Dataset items
----

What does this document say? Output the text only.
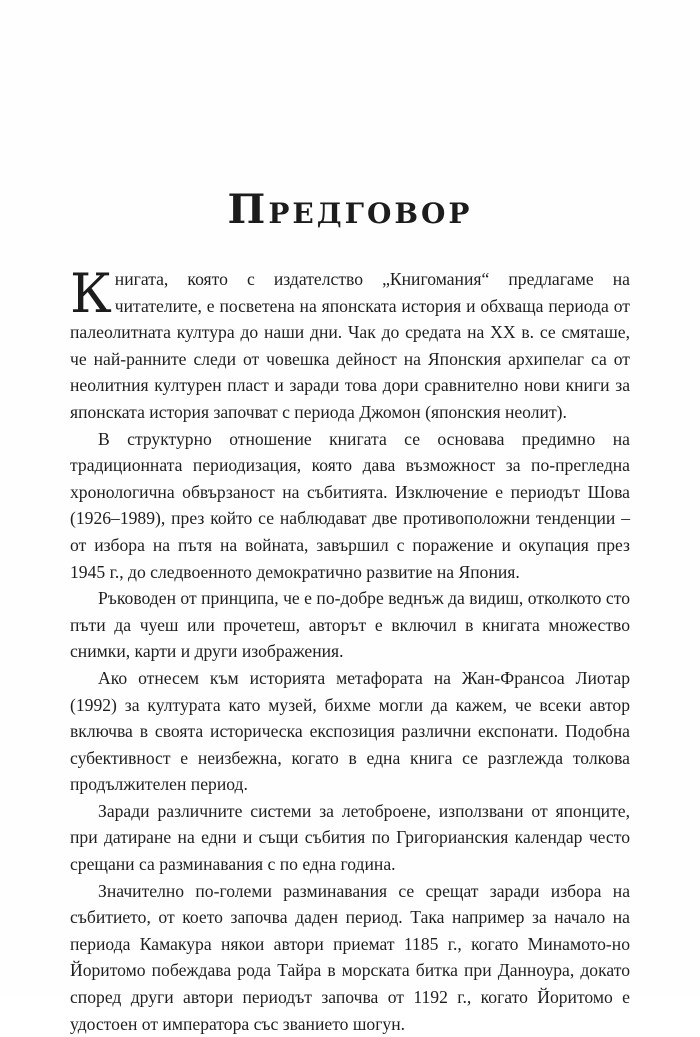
Предговор

Книгата, която с издателство „Книгомания“ предлагаме на читателите, е посветена на японската история и обхваща периода от палеолитната култура до наши дни. Чак до средата на ХХ в. се смяташе, че най-ранните следи от човешка дейност на Японския архипелаг са от неолитния културен пласт и заради това дори сравнително нови книги за японската история започват с периода Джомон (японския неолит).

В структурно отношение книгата се основава предимно на традиционната периодизация, която дава възможност за по-прегледна хронологична обвързаност на събитията. Изключение е периодът Шова (1926–1989), през който се наблюдават две противоположни тенденции – от избора на пътя на войната, завършил с поражение и окупация през 1945 г., до следвоенното демократично развитие на Япония.

Ръководен от принципа, че е по-добре веднъж да видиш, отколкото сто пъти да чуеш или прочетеш, авторът е включил в книгата множество снимки, карти и други изображения.

Ако отнесем към историята метафората на Жан-Франсоа Лиотар (1992) за културата като музей, бихме могли да кажем, че всеки автор включва в своята историческа експозиция различни експонати. Подобна субективност е неизбежна, когато в една книга се разглежда толкова продължителен период.

Заради различните системи за летоброене, използвани от японците, при датиране на едни и същи събития по Григорианския календар често срещани са разминавания с по една година.

Значително по-големи разминавания се срещат заради избора на събитието, от което започва даден период. Така например за начало на периода Камакура някои автори приемат 1185 г., когато Минамото-но Йоритомо побеждава рода Тайра в морската битка при Данноура, докато според други автори периодът започва от 1192 г., когато Йоритомо е удостоен от императора със званието шогун.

----

» **Stated exercise**
Identify the lines above with the word "разминавания". Copy them.

» **The result**
Заради различните системи за летоброене, използвани от японците, при датиране на едни и същи събития по Григорианския календар често срещани са разминавания с по една година.
Значително по-големи разминавания се срещат заради избора на събитието, от което започва даден период. Така например за начало на периода Камакура някои автори приемат 1185 г., когато Минамото-но Йоритомо побеждава рода Тайра в морската битка при Данноура, докато според други автори периодът започва от 1192 г., когато Йоритомо е удостоен от императора със званието шогун.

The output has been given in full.